What you need to do: Records follow. Select each line holding "content".

Dataset entries:
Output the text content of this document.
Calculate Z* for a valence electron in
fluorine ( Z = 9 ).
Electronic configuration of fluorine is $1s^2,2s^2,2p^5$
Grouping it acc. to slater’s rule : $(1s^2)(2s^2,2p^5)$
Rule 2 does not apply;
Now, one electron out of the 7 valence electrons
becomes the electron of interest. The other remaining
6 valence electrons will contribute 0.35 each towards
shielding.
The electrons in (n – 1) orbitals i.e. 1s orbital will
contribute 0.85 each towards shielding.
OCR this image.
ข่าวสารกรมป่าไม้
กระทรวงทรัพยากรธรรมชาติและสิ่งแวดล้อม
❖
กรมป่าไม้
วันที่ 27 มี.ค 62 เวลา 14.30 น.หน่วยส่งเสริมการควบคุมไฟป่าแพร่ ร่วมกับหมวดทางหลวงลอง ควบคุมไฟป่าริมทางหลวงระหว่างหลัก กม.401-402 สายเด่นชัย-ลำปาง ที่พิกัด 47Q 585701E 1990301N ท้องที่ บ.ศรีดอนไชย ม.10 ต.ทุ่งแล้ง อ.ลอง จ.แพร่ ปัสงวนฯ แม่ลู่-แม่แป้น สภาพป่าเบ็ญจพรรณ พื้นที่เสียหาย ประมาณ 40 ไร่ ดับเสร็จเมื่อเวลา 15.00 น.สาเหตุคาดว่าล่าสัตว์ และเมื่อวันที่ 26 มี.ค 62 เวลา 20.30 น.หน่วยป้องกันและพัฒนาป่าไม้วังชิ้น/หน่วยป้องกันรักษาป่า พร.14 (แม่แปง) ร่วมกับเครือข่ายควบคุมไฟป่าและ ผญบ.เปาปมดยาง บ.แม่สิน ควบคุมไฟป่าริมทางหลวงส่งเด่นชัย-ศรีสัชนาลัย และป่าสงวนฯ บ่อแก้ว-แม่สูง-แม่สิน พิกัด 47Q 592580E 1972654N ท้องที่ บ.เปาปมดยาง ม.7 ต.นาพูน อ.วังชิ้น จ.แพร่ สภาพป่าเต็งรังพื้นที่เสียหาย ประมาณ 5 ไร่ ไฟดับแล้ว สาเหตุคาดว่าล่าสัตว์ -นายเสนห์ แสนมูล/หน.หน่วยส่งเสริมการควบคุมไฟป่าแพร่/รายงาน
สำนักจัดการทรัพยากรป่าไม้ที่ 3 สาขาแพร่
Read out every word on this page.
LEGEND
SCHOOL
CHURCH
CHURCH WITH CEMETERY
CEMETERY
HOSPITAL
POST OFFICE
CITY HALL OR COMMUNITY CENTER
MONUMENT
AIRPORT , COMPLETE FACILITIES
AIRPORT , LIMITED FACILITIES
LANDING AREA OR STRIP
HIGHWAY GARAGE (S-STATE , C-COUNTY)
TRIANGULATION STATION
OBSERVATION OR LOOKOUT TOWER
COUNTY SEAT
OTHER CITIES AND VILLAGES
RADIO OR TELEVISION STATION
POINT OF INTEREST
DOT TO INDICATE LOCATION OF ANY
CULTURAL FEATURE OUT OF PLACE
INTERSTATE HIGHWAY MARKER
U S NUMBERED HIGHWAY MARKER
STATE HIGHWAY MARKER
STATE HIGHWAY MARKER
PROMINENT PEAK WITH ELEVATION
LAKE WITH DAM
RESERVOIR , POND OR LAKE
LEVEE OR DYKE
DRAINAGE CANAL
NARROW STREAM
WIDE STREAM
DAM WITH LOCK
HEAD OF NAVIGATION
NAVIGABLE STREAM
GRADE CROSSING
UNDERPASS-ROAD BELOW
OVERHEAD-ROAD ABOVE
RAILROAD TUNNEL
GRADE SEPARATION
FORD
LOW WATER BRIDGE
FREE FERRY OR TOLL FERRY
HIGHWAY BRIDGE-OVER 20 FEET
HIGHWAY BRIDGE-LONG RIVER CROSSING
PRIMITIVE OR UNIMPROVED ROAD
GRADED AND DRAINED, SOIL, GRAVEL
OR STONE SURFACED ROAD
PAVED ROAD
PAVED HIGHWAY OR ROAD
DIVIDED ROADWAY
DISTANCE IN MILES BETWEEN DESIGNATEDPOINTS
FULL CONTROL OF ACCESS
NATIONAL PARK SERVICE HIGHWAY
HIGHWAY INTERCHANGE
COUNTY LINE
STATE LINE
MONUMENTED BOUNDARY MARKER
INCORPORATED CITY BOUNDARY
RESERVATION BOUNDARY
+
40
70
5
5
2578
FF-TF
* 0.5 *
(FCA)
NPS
==
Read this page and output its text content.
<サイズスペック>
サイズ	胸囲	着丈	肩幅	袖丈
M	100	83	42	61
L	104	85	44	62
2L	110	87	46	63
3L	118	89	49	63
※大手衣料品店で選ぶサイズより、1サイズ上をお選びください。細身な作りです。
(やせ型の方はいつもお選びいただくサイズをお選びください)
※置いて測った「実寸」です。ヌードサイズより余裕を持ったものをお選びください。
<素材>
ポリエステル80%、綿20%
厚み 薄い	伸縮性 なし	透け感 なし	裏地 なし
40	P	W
* * *
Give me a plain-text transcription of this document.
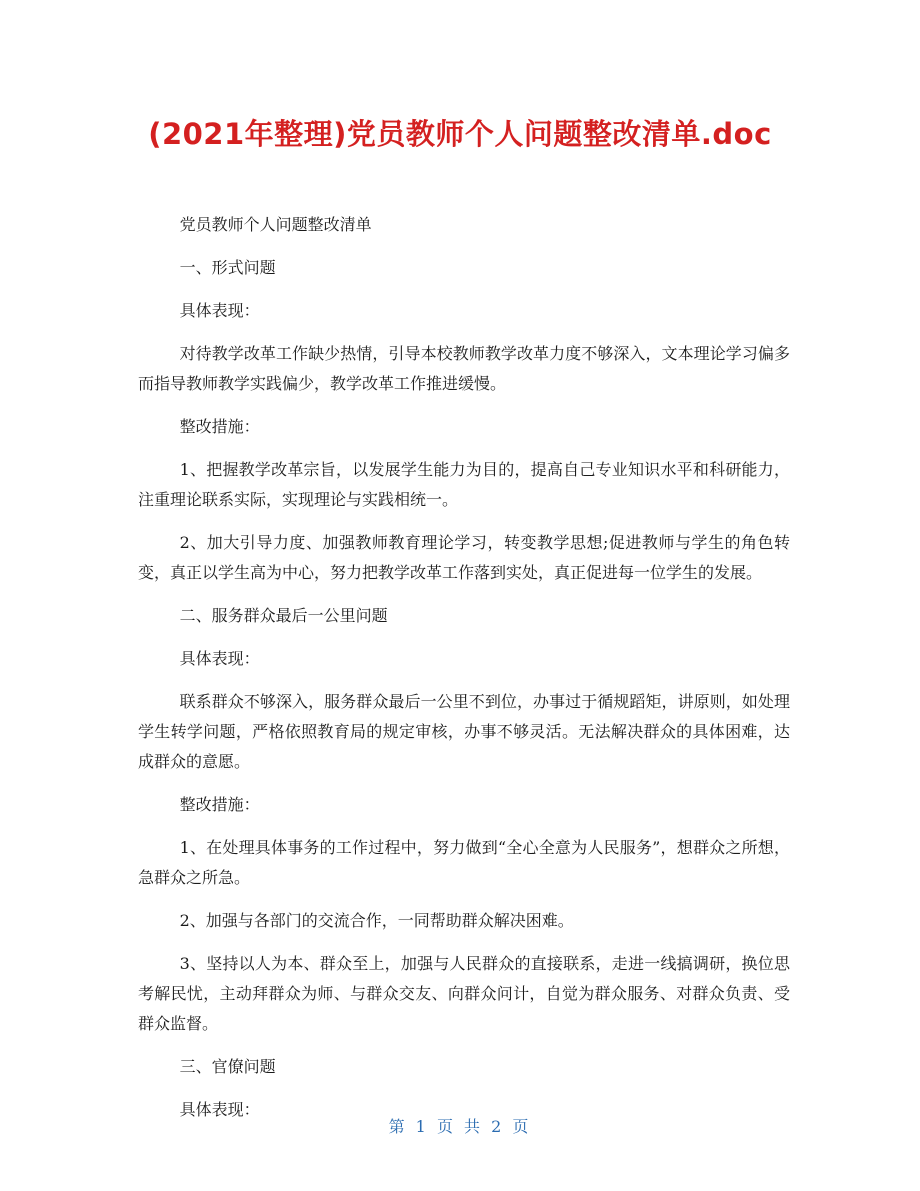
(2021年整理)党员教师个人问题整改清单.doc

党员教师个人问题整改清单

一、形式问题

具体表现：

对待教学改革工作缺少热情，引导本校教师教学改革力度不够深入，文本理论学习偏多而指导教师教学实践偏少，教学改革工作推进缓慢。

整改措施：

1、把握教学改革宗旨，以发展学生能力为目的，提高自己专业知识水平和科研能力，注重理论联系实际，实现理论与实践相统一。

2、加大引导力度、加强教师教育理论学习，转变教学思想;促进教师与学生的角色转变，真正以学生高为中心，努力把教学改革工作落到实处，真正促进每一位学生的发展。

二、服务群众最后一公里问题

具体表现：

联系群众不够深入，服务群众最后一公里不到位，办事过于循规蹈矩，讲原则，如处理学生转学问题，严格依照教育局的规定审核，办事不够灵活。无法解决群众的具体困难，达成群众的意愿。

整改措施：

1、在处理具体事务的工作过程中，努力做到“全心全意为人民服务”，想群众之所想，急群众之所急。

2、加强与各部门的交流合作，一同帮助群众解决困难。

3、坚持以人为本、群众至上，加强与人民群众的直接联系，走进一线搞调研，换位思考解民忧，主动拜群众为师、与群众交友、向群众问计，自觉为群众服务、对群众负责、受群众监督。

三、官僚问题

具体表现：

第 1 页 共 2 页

Task output:
Output the text content of this document.
Read this page and output its text content.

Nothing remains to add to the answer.